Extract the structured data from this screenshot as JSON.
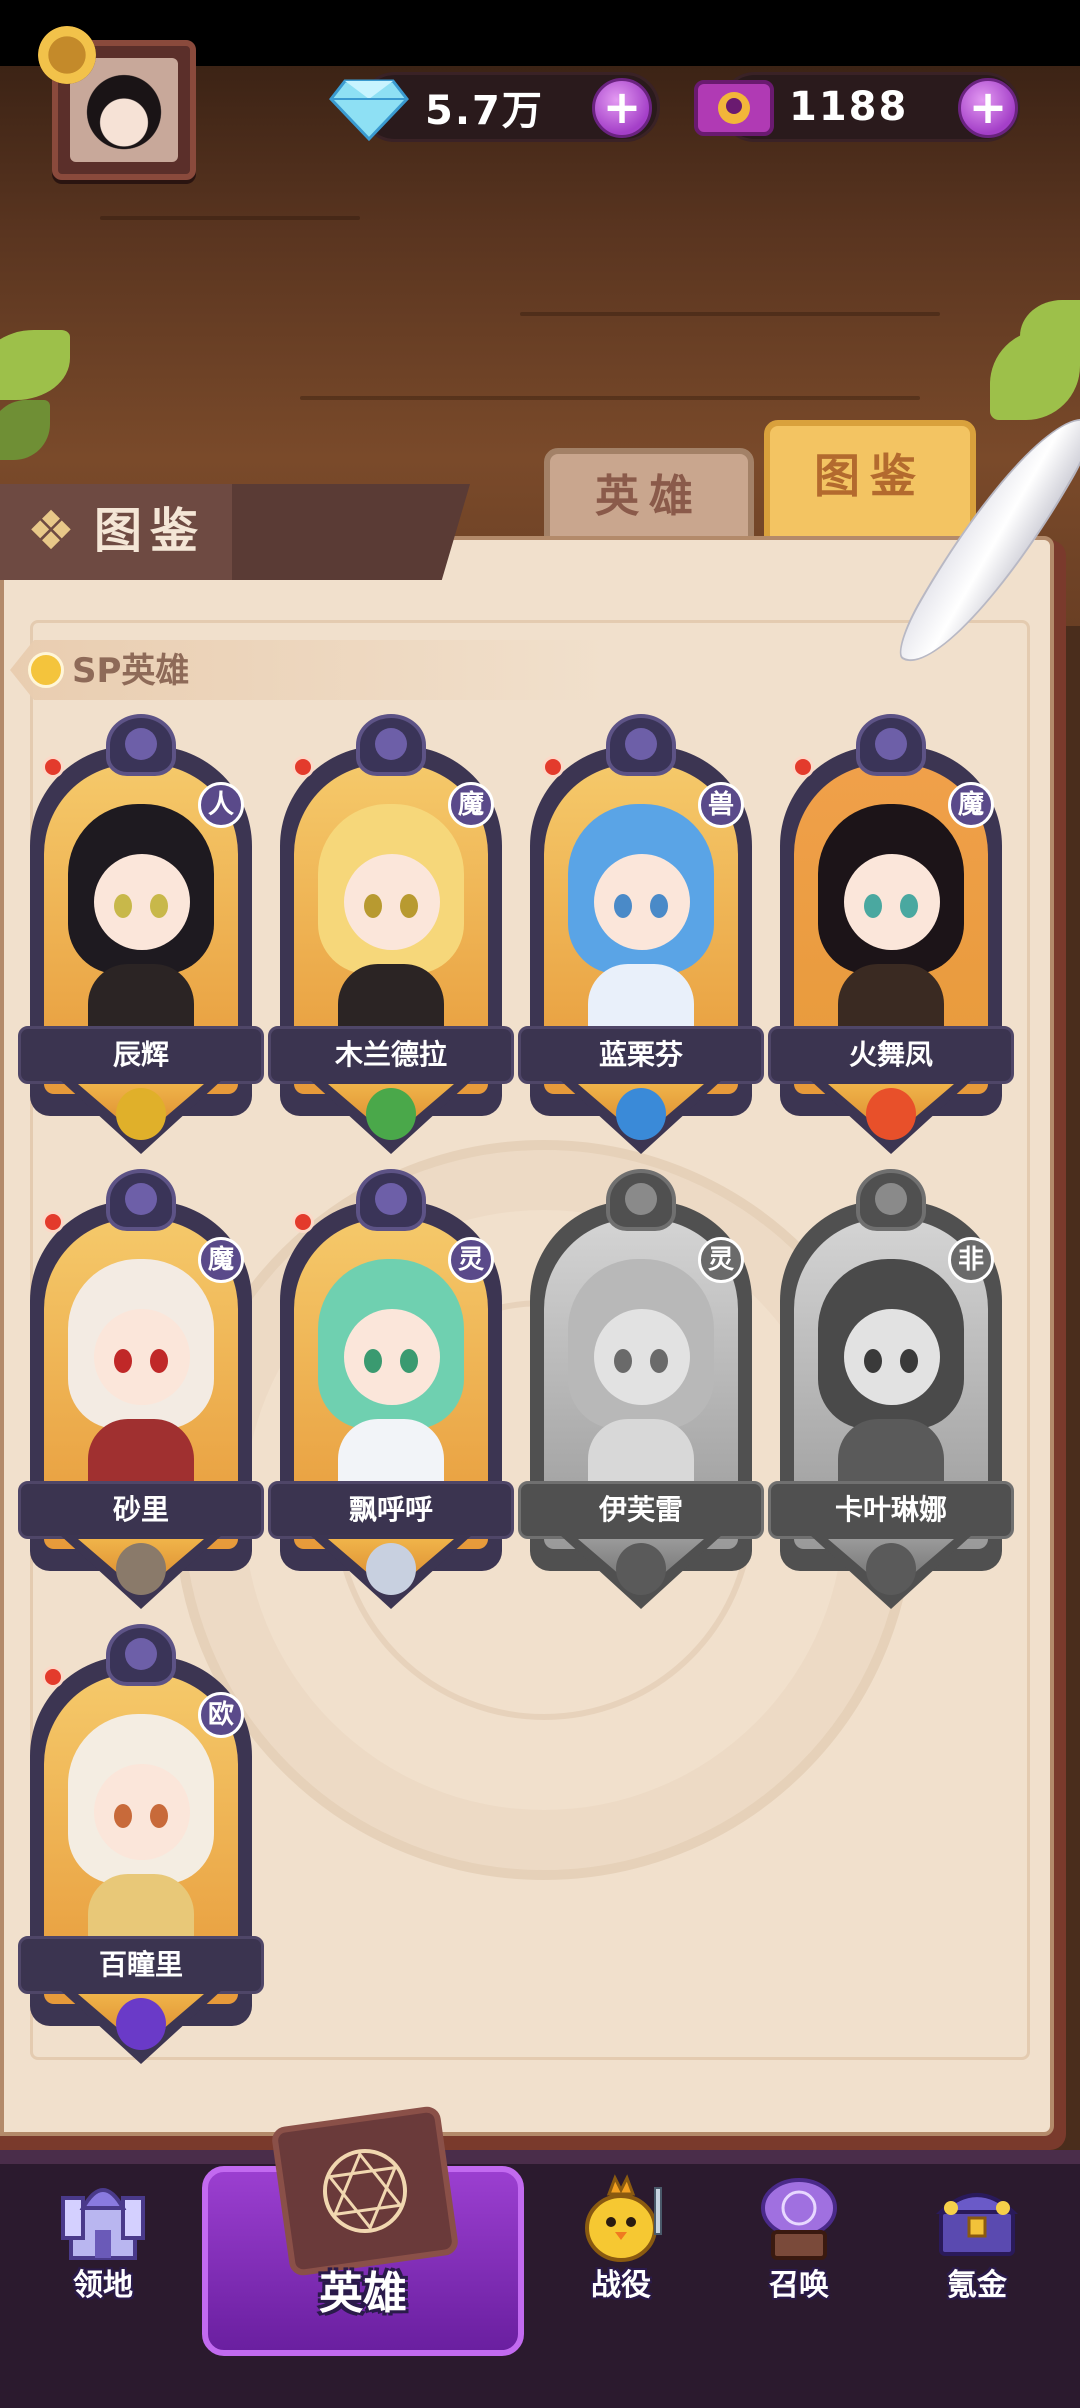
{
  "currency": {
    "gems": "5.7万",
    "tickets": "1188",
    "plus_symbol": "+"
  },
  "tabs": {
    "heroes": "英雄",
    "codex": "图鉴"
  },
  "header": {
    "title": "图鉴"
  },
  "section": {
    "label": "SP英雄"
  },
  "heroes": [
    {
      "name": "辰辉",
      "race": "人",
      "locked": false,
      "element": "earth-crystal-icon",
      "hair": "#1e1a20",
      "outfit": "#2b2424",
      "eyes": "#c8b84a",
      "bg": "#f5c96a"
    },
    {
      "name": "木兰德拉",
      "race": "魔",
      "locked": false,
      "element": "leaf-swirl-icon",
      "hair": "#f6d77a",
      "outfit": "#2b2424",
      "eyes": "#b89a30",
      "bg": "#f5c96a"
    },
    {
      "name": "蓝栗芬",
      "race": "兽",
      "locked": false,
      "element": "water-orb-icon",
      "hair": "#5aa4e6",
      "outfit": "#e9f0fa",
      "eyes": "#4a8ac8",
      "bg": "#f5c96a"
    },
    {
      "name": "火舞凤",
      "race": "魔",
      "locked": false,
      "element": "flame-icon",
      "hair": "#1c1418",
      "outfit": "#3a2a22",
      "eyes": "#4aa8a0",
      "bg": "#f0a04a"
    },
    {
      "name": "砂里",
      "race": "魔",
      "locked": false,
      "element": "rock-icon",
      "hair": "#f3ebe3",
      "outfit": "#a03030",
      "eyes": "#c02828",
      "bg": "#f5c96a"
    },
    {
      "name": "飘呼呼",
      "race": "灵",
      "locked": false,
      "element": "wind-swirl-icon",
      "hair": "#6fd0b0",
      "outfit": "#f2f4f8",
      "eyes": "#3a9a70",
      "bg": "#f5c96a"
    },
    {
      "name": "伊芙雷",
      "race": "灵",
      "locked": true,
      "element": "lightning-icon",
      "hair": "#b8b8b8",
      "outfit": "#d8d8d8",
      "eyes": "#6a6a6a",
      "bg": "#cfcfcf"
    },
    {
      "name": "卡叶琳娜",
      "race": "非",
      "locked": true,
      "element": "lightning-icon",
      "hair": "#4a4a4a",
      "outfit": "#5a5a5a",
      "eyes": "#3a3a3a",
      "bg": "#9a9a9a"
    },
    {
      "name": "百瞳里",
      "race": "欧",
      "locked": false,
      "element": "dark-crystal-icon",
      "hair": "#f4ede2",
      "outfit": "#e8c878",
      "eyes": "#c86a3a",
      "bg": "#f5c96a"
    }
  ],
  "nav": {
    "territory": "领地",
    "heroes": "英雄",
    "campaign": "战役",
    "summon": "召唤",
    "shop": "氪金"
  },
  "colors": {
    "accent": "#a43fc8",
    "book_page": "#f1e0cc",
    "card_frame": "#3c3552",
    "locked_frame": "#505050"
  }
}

★ ★ ★ ★

**PROBLEM TO WORK ON:** Filter the data for the string "name" and copy every line that has it.

**FINISHED ANSWER:**
      "name": "辰辉",
      "name": "木兰德拉",
      "name": "蓝栗芬",
      "name": "火舞凤",
      "name": "砂里",
      "name": "飘呼呼",
      "name": "伊芙雷",
      "name": "卡叶琳娜",
      "name": "百瞳里",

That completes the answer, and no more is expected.